### INSTRUCTIONS TO FOLLOW
Copy every record below, exactly as written.

### DATA SUPPLIED

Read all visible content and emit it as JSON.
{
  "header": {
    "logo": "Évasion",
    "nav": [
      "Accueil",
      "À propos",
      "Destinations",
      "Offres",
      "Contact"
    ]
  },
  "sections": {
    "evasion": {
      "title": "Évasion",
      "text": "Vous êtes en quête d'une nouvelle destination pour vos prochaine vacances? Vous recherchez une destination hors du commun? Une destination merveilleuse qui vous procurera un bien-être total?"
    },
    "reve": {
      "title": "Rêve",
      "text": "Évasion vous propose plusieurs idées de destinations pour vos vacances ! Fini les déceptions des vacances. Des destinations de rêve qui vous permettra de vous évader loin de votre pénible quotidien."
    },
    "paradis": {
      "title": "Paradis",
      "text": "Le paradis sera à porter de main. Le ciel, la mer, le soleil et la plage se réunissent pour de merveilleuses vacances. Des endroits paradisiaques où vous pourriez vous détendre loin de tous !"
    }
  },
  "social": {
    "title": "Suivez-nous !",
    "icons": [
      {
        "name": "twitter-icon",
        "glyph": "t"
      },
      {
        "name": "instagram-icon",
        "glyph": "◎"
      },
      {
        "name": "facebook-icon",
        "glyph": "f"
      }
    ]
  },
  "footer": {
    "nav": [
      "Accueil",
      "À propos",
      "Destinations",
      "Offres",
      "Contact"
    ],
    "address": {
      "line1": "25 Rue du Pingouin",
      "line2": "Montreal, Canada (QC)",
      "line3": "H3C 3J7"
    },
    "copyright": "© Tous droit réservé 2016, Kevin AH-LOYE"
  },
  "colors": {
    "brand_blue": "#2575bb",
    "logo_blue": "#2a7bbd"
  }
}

### PROBLEM SOLUTION
Read all visible content and emit it as JSON.
{
  "header": {
    "logo": "Évasion",
    "nav": [
      "Accueil",
      "À propos",
      "Destinations",
      "Offres",
      "Contact"
    ]
  },
  "sections": {
    "evasion": {
      "title": "Évasion",
      "text": "Vous êtes en quête d'une nouvelle destination pour vos prochaine vacances? Vous recherchez une destination hors du commun? Une destination merveilleuse qui vous procurera un bien-être total?"
    },
    "reve": {
      "title": "Rêve",
      "text": "Évasion vous propose plusieurs idées de destinations pour vos vacances ! Fini les déceptions des vacances. Des destinations de rêve qui vous permettra de vous évader loin de votre pénible quotidien."
    },
    "paradis": {
      "title": "Paradis",
      "text": "Le paradis sera à porter de main. Le ciel, la mer, le soleil et la plage se réunissent pour de merveilleuses vacances. Des endroits paradisiaques où vous pourriez vous détendre loin de tous !"
    }
  },
  "social": {
    "title": "Suivez-nous !",
    "icons": [
      {
        "name": "twitter-icon",
        "glyph": "t"
      },
      {
        "name": "instagram-icon",
        "glyph": "◎"
      },
      {
        "name": "facebook-icon",
        "glyph": "f"
      }
    ]
  },
  "footer": {
    "nav": [
      "Accueil",
      "À propos",
      "Destinations",
      "Offres",
      "Contact"
    ],
    "address": {
      "line1": "25 Rue du Pingouin",
      "line2": "Montreal, Canada (QC)",
      "line3": "H3C 3J7"
    },
    "copyright": "© Tous droit réservé 2016, Kevin AH-LOYE"
  },
  "colors": {
    "brand_blue": "#2575bb",
    "logo_blue": "#2a7bbd"
  }
}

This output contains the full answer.